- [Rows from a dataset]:
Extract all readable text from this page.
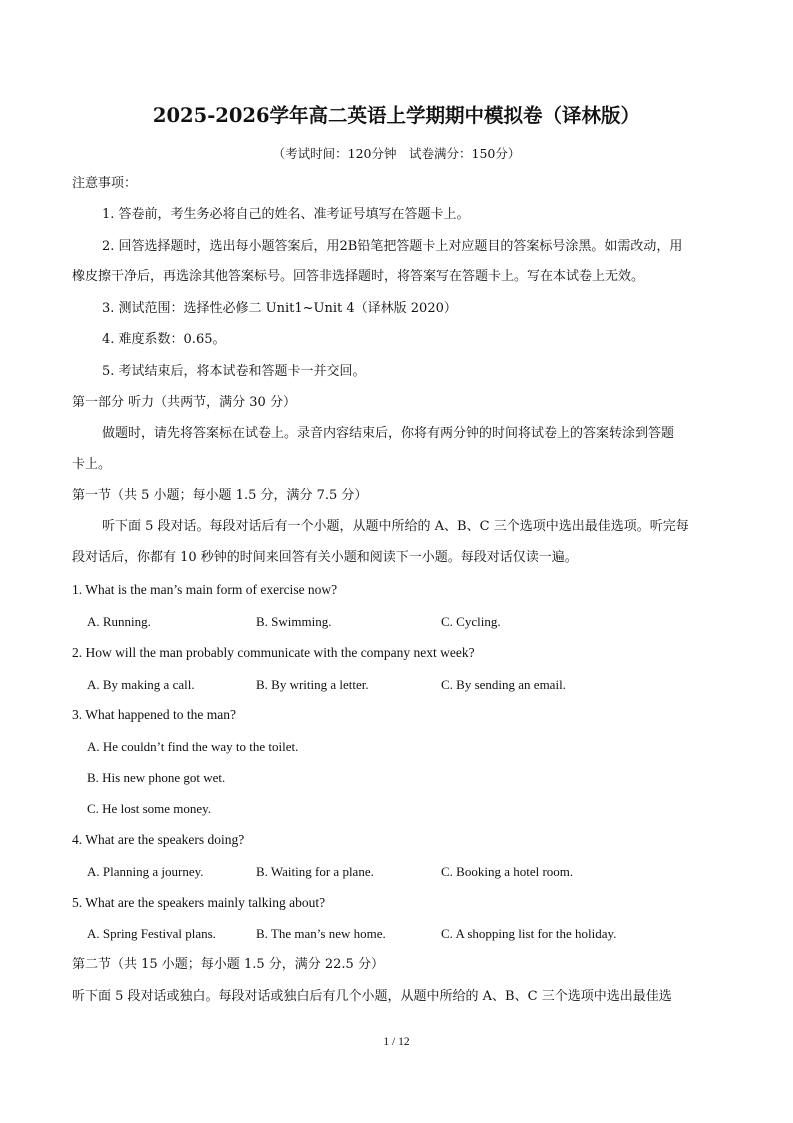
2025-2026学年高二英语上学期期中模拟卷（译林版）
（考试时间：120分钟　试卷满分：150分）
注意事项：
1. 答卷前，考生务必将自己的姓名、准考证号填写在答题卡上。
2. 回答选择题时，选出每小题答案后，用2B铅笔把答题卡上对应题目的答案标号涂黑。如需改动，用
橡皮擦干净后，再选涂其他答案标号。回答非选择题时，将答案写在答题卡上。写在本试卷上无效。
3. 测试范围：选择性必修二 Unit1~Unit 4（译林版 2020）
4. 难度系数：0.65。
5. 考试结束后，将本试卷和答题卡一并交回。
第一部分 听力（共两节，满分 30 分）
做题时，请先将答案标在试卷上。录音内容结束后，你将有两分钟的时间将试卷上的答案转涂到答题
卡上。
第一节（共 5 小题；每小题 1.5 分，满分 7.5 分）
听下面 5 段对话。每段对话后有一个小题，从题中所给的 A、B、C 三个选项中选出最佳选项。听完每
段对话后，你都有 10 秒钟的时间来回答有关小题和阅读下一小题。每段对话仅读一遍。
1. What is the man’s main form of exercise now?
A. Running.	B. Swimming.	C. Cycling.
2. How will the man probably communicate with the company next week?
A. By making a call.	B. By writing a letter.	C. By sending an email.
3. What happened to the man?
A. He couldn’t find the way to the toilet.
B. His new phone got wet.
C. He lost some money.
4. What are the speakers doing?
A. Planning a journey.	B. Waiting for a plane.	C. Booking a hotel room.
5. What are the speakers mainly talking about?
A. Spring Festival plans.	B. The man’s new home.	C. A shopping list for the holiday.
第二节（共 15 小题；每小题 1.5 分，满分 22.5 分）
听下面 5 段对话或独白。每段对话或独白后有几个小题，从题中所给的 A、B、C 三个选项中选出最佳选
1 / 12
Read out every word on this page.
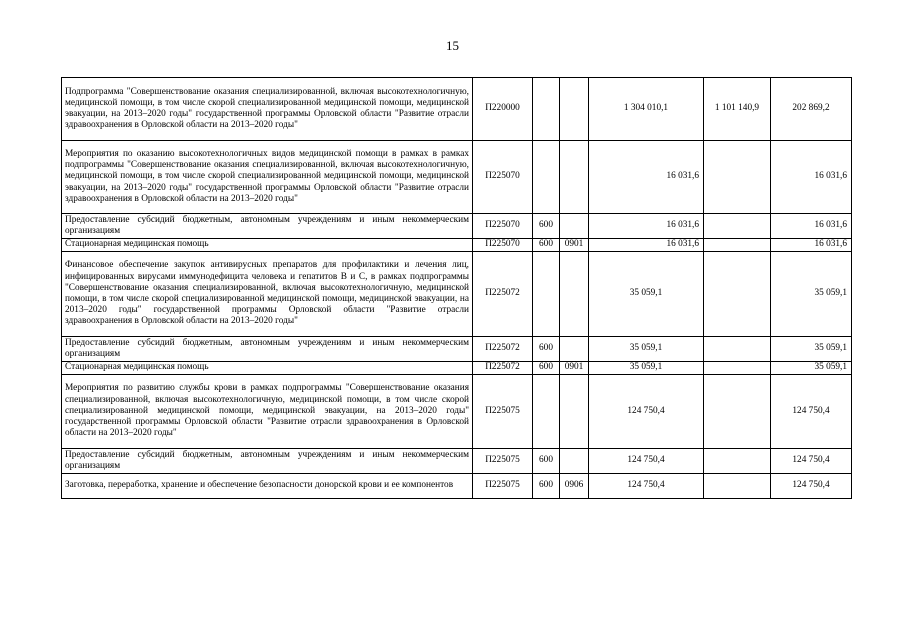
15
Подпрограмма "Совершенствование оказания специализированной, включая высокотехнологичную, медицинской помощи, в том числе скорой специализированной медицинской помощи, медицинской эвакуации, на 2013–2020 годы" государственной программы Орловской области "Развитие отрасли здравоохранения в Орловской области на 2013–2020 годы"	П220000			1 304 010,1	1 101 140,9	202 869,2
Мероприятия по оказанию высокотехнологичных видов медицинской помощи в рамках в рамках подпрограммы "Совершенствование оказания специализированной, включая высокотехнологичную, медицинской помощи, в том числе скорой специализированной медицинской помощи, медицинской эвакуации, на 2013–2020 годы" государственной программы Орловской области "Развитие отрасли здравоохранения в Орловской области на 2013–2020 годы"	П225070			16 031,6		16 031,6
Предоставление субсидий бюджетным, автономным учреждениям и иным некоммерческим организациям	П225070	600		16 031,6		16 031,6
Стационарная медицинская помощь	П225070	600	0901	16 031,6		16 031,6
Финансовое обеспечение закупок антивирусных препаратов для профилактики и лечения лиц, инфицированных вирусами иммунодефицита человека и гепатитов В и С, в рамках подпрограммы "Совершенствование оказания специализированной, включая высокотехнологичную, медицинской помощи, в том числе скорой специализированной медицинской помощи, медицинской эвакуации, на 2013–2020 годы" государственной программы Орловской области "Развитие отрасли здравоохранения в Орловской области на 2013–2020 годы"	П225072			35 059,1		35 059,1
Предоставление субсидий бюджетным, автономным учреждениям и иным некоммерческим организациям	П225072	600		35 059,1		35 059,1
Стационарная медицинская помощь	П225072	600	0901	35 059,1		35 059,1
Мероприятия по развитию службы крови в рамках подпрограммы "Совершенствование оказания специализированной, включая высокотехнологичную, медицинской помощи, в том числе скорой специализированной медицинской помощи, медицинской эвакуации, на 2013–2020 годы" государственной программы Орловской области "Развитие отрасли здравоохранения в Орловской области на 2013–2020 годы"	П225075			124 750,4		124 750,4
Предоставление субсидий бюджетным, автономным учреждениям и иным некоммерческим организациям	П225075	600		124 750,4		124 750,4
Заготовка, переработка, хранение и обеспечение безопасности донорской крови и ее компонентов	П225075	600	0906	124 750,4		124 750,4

---

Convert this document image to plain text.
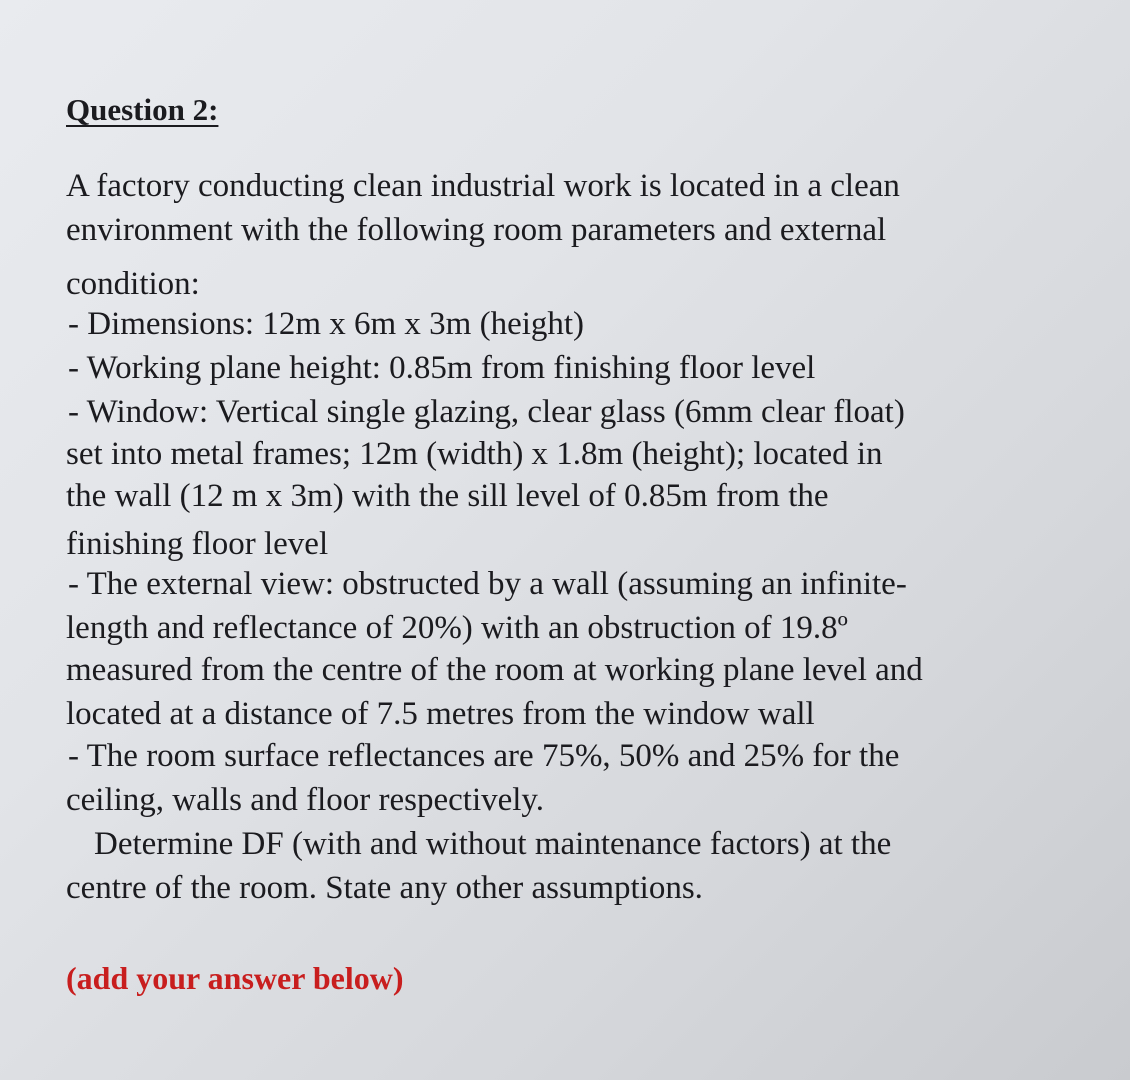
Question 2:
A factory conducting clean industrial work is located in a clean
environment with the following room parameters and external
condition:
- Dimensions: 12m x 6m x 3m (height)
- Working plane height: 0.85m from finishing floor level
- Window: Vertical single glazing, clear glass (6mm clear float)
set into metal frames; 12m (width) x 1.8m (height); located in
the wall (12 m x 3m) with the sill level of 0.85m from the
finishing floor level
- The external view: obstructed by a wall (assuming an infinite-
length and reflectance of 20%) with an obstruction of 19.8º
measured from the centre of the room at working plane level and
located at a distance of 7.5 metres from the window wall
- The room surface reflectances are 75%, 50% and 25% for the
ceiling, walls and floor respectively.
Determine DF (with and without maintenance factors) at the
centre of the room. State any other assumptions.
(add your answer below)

- [Given exercise]: Search the data above for lines holding "учреждениям" and copy each of them.

- [Solution for this exercise]:
Предоставление субсидий бюджетным, автономным учреждениям и иным некоммерческим организациям	П225070	600		16 031,6		16 031,6
Предоставление субсидий бюджетным, автономным учреждениям и иным некоммерческим организациям	П225072	600		35 059,1		35 059,1
Предоставление субсидий бюджетным, автономным учреждениям и иным некоммерческим организациям	П225075	600		124 750,4		124 750,4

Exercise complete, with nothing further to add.